------ Stored records
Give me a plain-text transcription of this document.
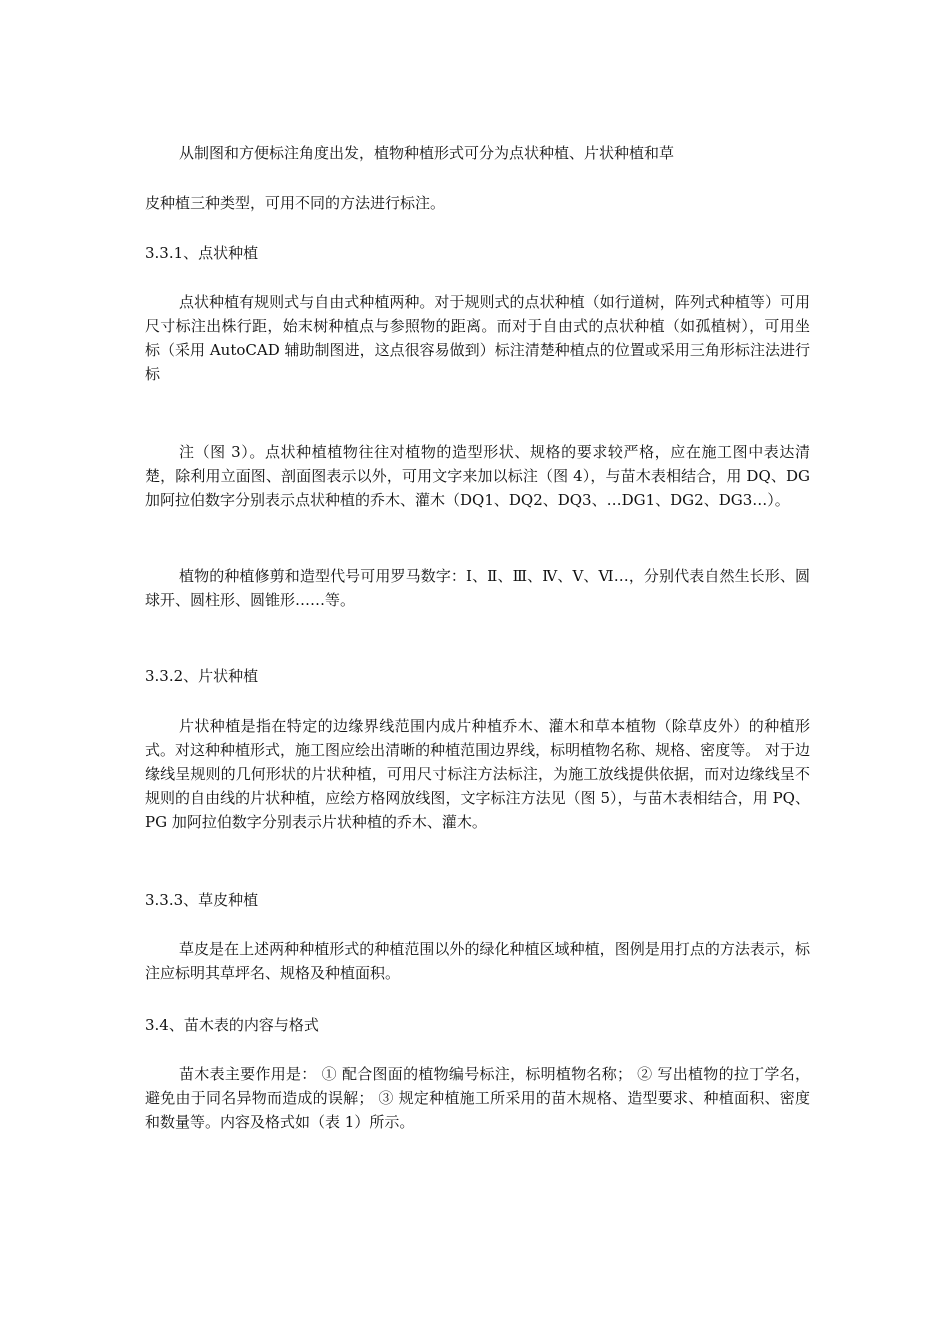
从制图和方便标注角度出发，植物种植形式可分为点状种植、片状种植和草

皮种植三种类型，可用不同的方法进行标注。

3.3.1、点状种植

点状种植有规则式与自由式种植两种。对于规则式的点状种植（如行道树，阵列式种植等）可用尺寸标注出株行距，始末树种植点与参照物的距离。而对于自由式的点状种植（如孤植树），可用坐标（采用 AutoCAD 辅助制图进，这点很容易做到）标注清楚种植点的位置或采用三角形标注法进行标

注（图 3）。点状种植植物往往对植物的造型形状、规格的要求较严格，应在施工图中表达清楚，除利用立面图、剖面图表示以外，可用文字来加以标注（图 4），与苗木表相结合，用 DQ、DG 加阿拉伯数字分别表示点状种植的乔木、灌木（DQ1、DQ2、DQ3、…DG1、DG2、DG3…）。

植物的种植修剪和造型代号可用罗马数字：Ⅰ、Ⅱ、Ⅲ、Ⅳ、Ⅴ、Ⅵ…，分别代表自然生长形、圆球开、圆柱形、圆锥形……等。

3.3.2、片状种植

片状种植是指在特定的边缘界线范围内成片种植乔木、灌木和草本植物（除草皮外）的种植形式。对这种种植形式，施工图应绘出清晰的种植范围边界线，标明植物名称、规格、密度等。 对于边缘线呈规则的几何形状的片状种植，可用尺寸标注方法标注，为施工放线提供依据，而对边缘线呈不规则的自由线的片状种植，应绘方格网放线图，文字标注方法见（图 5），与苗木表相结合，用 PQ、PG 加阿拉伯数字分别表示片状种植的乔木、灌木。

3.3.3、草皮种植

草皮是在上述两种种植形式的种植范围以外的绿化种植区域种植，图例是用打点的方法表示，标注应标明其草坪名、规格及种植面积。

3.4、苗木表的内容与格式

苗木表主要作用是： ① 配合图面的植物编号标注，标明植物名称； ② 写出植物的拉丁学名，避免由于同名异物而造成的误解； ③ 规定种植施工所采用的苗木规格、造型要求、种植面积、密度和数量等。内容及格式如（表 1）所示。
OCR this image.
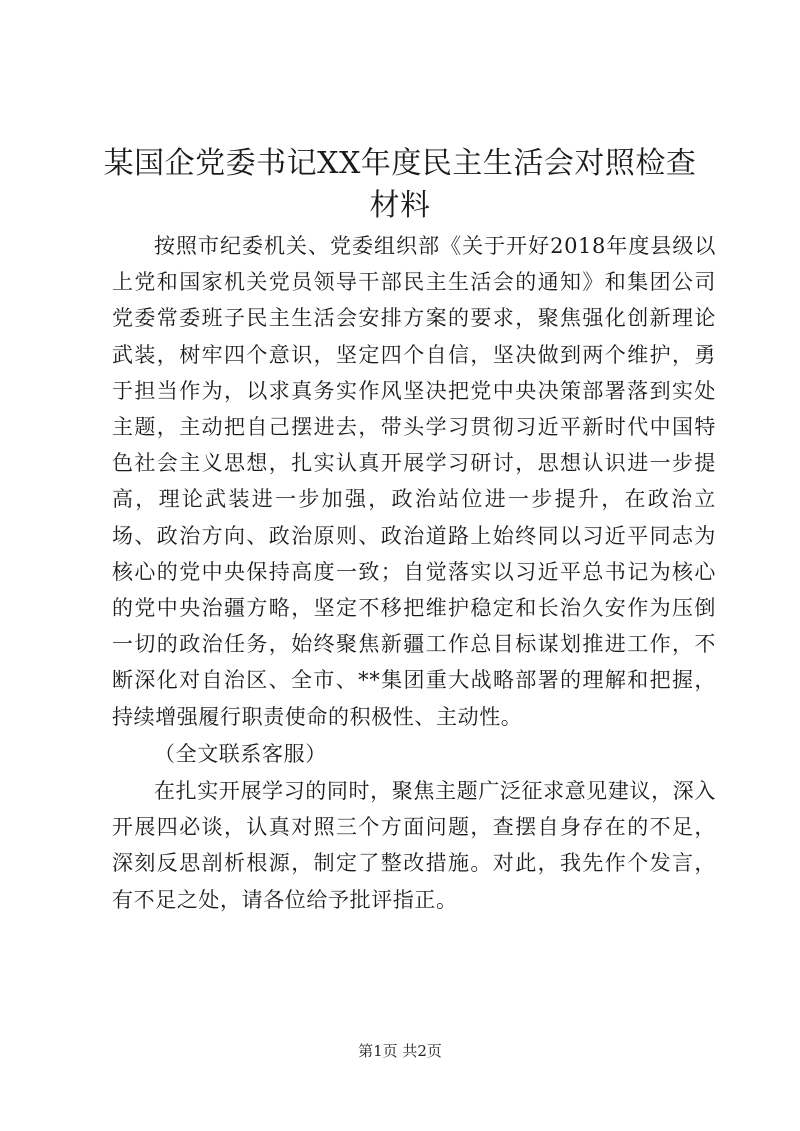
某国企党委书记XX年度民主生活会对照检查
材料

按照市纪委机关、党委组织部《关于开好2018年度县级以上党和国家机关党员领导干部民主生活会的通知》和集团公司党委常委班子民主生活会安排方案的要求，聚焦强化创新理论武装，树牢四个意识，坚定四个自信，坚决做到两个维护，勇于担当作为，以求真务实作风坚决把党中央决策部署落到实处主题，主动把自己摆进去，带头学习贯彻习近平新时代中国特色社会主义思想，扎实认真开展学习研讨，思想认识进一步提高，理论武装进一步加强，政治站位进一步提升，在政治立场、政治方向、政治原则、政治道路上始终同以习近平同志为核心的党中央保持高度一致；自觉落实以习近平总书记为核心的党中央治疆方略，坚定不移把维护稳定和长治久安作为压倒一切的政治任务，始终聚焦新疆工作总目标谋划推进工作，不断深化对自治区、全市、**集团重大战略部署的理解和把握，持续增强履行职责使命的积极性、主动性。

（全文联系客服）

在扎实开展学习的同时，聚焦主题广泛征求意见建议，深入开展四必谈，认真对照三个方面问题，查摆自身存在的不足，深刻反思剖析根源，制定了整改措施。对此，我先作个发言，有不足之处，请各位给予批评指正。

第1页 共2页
------------
Goal of the exercise = Scan the material for lines with the word "this", and copy each line you find.

Exercise response =
Give me a plain-text transcription of this document.
OCR this image.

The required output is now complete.